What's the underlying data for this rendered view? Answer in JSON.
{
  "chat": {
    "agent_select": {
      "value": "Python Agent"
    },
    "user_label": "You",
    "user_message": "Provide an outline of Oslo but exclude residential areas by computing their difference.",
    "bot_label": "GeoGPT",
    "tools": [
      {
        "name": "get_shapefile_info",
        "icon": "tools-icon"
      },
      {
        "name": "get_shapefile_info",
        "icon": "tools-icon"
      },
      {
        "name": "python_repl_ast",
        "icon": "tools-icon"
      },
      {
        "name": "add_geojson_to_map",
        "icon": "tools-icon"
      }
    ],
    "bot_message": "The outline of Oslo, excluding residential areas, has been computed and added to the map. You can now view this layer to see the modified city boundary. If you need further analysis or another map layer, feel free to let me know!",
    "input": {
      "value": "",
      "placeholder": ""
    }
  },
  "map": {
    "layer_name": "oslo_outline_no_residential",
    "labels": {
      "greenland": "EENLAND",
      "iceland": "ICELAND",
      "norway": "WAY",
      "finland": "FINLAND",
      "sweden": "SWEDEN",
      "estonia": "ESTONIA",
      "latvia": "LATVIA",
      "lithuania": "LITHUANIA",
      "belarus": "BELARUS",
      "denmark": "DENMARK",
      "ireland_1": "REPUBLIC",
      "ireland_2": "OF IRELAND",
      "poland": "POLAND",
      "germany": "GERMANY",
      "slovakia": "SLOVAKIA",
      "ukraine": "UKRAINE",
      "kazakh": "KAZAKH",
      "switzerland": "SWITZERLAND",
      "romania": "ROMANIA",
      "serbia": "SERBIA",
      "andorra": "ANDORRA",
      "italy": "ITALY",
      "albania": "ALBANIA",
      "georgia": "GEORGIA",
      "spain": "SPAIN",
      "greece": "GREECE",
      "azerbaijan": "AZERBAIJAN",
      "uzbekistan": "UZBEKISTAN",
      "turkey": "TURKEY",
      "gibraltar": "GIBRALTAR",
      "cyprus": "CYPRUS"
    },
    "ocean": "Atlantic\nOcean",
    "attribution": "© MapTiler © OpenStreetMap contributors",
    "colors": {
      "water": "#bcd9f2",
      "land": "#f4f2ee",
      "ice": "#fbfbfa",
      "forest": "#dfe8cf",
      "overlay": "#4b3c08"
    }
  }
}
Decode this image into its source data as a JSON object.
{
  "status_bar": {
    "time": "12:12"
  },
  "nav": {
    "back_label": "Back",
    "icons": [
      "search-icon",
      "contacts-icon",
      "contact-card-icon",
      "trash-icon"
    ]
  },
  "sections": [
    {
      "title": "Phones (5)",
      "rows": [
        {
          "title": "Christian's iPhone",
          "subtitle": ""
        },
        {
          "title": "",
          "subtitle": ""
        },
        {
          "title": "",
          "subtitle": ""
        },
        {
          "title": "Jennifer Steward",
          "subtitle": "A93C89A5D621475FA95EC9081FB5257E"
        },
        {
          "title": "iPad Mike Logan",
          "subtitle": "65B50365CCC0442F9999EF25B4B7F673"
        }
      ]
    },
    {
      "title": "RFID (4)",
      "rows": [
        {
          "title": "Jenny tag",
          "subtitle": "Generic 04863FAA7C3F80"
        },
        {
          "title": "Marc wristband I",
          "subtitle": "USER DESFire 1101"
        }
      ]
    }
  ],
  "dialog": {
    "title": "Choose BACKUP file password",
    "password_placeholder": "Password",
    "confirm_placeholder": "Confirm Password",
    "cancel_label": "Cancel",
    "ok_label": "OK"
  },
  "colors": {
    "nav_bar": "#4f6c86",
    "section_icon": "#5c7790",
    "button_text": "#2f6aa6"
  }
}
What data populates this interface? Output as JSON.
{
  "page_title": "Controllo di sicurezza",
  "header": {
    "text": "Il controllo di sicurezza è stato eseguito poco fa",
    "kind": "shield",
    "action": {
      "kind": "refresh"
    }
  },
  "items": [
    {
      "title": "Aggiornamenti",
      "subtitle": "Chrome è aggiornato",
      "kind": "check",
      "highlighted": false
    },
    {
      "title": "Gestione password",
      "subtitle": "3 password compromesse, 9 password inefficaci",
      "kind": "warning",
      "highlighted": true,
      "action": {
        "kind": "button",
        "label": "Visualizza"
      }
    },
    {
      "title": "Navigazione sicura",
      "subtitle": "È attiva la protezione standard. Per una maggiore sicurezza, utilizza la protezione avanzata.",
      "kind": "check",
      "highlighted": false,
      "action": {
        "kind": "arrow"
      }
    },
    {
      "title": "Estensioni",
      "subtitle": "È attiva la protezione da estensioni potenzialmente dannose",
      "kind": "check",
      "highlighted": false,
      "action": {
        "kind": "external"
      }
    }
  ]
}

- _WHAT THIS TASK INVOLVES_:
Recopy the whole listing exactly.

- _EXPECTED OUTPUT_:
What's the underlying data for this rendered view? Answer in JSON.
{
  "chat": {
    "agent_select": {
      "value": "Python Agent"
    },
    "user_label": "You",
    "user_message": "Provide an outline of Oslo but exclude residential areas by computing their difference.",
    "bot_label": "GeoGPT",
    "tools": [
      {
        "name": "get_shapefile_info",
        "icon": "tools-icon"
      },
      {
        "name": "get_shapefile_info",
        "icon": "tools-icon"
      },
      {
        "name": "python_repl_ast",
        "icon": "tools-icon"
      },
      {
        "name": "add_geojson_to_map",
        "icon": "tools-icon"
      }
    ],
    "bot_message": "The outline of Oslo, excluding residential areas, has been computed and added to the map. You can now view this layer to see the modified city boundary. If you need further analysis or another map layer, feel free to let me know!",
    "input": {
      "value": "",
      "placeholder": ""
    }
  },
  "map": {
    "layer_name": "oslo_outline_no_residential",
    "labels": {
      "greenland": "EENLAND",
      "iceland": "ICELAND",
      "norway": "WAY",
      "finland": "FINLAND",
      "sweden": "SWEDEN",
      "estonia": "ESTONIA",
      "latvia": "LATVIA",
      "lithuania": "LITHUANIA",
      "belarus": "BELARUS",
      "denmark": "DENMARK",
      "ireland_1": "REPUBLIC",
      "ireland_2": "OF IRELAND",
      "poland": "POLAND",
      "germany": "GERMANY",
      "slovakia": "SLOVAKIA",
      "ukraine": "UKRAINE",
      "kazakh": "KAZAKH",
      "switzerland": "SWITZERLAND",
      "romania": "ROMANIA",
      "serbia": "SERBIA",
      "andorra": "ANDORRA",
      "italy": "ITALY",
      "albania": "ALBANIA",
      "georgia": "GEORGIA",
      "spain": "SPAIN",
      "greece": "GREECE",
      "azerbaijan": "AZERBAIJAN",
      "uzbekistan": "UZBEKISTAN",
      "turkey": "TURKEY",
      "gibraltar": "GIBRALTAR",
      "cyprus": "CYPRUS"
    },
    "ocean": "Atlantic\nOcean",
    "attribution": "© MapTiler © OpenStreetMap contributors",
    "colors": {
      "water": "#bcd9f2",
      "land": "#f4f2ee",
      "ice": "#fbfbfa",
      "forest": "#dfe8cf",
      "overlay": "#4b3c08"
    }
  }
}
Decode this image into its source data as a JSON object.
{
  "status_bar": {
    "time": "12:12"
  },
  "nav": {
    "back_label": "Back",
    "icons": [
      "search-icon",
      "contacts-icon",
      "contact-card-icon",
      "trash-icon"
    ]
  },
  "sections": [
    {
      "title": "Phones (5)",
      "rows": [
        {
          "title": "Christian's iPhone",
          "subtitle": ""
        },
        {
          "title": "",
          "subtitle": ""
        },
        {
          "title": "",
          "subtitle": ""
        },
        {
          "title": "Jennifer Steward",
          "subtitle": "A93C89A5D621475FA95EC9081FB5257E"
        },
        {
          "title": "iPad Mike Logan",
          "subtitle": "65B50365CCC0442F9999EF25B4B7F673"
        }
      ]
    },
    {
      "title": "RFID (4)",
      "rows": [
        {
          "title": "Jenny tag",
          "subtitle": "Generic 04863FAA7C3F80"
        },
        {
          "title": "Marc wristband I",
          "subtitle": "USER DESFire 1101"
        }
      ]
    }
  ],
  "dialog": {
    "title": "Choose BACKUP file password",
    "password_placeholder": "Password",
    "confirm_placeholder": "Confirm Password",
    "cancel_label": "Cancel",
    "ok_label": "OK"
  },
  "colors": {
    "nav_bar": "#4f6c86",
    "section_icon": "#5c7790",
    "button_text": "#2f6aa6"
  }
}
What data populates this interface? Output as JSON.
{
  "page_title": "Controllo di sicurezza",
  "header": {
    "text": "Il controllo di sicurezza è stato eseguito poco fa",
    "kind": "shield",
    "action": {
      "kind": "refresh"
    }
  },
  "items": [
    {
      "title": "Aggiornamenti",
      "subtitle": "Chrome è aggiornato",
      "kind": "check",
      "highlighted": false
    },
    {
      "title": "Gestione password",
      "subtitle": "3 password compromesse, 9 password inefficaci",
      "kind": "warning",
      "highlighted": true,
      "action": {
        "kind": "button",
        "label": "Visualizza"
      }
    },
    {
      "title": "Navigazione sicura",
      "subtitle": "È attiva la protezione standard. Per una maggiore sicurezza, utilizza la protezione avanzata.",
      "kind": "check",
      "highlighted": false,
      "action": {
        "kind": "arrow"
      }
    },
    {
      "title": "Estensioni",
      "subtitle": "È attiva la protezione da estensioni potenzialmente dannose",
      "kind": "check",
      "highlighted": false,
      "action": {
        "kind": "external"
      }
    }
  ]
}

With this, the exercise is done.